PROBLEM TO SOLVE: Pick every line with "ffffff" from the material below.

MATERIAL SHOWN:
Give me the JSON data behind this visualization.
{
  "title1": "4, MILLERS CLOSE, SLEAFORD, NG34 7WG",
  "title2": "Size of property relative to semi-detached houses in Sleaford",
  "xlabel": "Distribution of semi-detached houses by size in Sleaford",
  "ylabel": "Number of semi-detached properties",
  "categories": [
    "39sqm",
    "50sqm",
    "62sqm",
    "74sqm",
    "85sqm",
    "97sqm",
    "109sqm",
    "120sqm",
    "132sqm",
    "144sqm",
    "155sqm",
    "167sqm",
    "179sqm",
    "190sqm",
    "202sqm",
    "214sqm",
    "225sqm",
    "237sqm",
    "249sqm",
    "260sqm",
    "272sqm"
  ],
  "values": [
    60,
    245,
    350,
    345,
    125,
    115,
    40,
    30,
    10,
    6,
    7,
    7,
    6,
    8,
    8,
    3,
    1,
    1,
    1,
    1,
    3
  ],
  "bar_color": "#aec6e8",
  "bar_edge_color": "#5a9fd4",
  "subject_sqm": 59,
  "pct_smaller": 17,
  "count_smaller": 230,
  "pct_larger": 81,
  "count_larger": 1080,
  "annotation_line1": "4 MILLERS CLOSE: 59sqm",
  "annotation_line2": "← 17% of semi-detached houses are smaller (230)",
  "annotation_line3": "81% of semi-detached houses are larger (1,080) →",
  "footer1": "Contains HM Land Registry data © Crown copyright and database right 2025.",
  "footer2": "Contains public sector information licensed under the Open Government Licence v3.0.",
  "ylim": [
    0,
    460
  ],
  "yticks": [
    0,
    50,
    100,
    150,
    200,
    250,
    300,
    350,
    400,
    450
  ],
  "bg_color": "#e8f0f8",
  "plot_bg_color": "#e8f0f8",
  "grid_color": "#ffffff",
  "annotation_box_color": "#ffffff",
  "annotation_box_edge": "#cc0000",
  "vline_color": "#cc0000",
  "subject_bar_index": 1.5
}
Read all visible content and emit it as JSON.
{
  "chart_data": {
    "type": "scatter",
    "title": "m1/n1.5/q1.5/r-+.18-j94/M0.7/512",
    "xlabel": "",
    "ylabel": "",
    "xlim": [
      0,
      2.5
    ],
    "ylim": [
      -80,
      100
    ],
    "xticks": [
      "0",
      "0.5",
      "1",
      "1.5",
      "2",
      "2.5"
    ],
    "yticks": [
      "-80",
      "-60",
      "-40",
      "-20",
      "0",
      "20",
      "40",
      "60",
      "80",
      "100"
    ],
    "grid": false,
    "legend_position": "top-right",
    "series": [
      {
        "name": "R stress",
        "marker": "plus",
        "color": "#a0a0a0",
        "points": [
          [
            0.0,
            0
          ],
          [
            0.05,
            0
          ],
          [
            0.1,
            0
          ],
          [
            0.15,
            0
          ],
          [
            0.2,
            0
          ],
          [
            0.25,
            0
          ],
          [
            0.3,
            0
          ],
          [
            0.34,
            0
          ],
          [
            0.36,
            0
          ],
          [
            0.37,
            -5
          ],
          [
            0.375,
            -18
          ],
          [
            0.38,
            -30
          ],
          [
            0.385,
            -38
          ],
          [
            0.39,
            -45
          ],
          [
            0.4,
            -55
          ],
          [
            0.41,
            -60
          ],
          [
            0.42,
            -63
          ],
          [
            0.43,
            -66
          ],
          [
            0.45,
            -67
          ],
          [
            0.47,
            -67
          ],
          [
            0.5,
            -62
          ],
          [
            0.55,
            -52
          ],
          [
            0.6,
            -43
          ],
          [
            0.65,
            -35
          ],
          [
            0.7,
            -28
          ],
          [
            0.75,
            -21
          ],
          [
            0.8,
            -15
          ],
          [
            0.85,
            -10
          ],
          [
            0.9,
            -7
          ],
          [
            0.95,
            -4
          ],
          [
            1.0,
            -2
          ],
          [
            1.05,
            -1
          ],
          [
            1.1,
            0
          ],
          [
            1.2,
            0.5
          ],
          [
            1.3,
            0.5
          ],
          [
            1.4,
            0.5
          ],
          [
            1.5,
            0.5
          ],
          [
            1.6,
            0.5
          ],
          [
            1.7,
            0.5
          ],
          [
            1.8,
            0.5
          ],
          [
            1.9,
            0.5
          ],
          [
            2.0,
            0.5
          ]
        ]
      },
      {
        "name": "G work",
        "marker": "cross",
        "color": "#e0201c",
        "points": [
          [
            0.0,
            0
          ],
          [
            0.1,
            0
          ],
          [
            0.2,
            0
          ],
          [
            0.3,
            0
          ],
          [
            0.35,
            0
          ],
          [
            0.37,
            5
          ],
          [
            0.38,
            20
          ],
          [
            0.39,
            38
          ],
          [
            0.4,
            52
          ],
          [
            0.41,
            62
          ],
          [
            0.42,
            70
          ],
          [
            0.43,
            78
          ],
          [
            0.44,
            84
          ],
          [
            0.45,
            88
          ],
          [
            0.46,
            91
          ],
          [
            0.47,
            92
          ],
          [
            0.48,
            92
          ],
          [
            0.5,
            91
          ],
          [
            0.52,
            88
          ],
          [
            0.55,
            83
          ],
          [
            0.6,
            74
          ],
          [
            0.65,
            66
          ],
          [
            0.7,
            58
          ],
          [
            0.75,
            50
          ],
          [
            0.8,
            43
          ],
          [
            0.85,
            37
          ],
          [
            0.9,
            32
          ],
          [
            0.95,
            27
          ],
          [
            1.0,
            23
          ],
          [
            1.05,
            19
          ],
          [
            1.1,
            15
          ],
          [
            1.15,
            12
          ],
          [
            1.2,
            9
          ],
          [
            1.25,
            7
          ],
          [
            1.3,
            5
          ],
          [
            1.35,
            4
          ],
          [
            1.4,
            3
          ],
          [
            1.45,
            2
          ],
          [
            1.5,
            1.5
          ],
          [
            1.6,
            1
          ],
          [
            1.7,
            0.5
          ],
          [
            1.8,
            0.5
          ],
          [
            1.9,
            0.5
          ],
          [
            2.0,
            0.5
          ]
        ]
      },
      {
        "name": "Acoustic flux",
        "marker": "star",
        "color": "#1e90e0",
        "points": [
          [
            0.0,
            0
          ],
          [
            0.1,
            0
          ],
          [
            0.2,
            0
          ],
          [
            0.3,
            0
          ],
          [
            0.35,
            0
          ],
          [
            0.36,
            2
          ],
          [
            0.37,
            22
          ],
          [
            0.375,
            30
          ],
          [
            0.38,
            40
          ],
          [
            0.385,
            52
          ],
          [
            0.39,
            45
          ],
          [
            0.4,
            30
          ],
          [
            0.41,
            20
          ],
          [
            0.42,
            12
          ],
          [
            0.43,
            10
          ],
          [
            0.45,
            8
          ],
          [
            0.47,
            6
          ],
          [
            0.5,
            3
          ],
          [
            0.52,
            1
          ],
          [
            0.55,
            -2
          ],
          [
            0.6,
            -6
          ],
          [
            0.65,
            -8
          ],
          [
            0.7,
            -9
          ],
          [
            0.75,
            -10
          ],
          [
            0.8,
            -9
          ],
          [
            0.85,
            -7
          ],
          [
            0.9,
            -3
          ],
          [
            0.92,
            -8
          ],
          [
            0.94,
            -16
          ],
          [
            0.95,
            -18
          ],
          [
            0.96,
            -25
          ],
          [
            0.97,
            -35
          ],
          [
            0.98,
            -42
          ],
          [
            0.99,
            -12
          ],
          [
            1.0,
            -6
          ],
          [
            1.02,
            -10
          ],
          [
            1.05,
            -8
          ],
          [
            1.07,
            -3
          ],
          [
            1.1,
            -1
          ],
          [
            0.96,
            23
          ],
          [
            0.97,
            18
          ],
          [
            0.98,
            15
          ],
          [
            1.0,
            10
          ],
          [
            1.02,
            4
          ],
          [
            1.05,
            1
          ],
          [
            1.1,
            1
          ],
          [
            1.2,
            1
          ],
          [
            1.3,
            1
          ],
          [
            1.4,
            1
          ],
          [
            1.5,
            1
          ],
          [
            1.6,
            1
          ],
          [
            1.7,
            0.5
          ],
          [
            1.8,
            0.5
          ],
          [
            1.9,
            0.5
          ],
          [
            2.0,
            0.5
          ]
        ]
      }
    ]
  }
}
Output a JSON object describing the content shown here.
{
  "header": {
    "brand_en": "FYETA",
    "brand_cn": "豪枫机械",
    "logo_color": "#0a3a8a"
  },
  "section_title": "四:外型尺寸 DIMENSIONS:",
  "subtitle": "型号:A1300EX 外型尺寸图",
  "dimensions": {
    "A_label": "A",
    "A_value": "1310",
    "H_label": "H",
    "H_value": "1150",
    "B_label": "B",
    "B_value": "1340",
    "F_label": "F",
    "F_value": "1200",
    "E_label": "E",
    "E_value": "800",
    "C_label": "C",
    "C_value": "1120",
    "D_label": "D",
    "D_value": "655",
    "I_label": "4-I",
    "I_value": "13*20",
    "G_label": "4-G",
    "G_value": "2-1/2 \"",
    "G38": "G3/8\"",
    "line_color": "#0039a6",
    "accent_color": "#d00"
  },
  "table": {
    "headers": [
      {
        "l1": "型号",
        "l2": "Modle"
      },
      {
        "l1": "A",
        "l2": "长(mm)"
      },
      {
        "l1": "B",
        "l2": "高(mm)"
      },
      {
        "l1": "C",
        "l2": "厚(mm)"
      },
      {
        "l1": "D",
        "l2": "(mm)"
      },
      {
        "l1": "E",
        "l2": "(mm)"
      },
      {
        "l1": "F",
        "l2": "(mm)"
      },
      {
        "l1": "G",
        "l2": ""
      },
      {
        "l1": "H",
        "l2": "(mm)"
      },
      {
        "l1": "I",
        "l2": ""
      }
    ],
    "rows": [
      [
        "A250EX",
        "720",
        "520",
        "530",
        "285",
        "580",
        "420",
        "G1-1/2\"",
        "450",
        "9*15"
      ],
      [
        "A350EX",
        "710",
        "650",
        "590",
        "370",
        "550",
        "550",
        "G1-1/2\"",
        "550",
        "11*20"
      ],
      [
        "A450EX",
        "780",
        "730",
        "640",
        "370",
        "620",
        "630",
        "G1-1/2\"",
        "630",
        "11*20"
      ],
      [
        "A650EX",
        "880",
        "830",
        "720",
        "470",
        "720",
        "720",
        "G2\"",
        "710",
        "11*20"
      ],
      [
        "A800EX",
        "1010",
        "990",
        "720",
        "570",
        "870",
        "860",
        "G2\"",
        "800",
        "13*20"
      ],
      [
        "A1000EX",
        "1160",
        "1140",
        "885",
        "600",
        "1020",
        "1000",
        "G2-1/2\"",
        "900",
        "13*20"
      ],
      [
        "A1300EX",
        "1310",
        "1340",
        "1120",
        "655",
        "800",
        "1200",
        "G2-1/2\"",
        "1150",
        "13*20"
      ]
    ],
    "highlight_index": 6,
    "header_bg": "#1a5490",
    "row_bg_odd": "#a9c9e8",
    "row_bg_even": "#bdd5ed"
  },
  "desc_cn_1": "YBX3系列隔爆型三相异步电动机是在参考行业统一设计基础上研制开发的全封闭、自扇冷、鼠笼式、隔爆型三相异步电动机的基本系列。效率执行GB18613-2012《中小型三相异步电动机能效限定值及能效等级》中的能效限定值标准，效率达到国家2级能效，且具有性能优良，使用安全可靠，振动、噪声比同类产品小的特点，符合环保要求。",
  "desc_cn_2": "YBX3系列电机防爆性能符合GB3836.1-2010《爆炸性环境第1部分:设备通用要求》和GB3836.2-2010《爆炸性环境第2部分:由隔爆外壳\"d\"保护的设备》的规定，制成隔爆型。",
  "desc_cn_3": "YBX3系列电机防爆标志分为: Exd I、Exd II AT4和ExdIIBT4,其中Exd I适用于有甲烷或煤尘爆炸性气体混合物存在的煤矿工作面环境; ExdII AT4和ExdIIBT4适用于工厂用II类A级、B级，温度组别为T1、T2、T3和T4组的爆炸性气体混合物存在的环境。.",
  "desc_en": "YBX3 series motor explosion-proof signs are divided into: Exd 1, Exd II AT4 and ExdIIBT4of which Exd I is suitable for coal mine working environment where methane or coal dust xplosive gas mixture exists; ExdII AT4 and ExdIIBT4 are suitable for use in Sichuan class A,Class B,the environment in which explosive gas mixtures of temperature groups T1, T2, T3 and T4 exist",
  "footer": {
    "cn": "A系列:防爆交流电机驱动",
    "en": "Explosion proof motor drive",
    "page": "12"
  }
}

EXERCISE ANSWER:
  "grid_color": "#ffffff",
  "annotation_box_color": "#ffffff",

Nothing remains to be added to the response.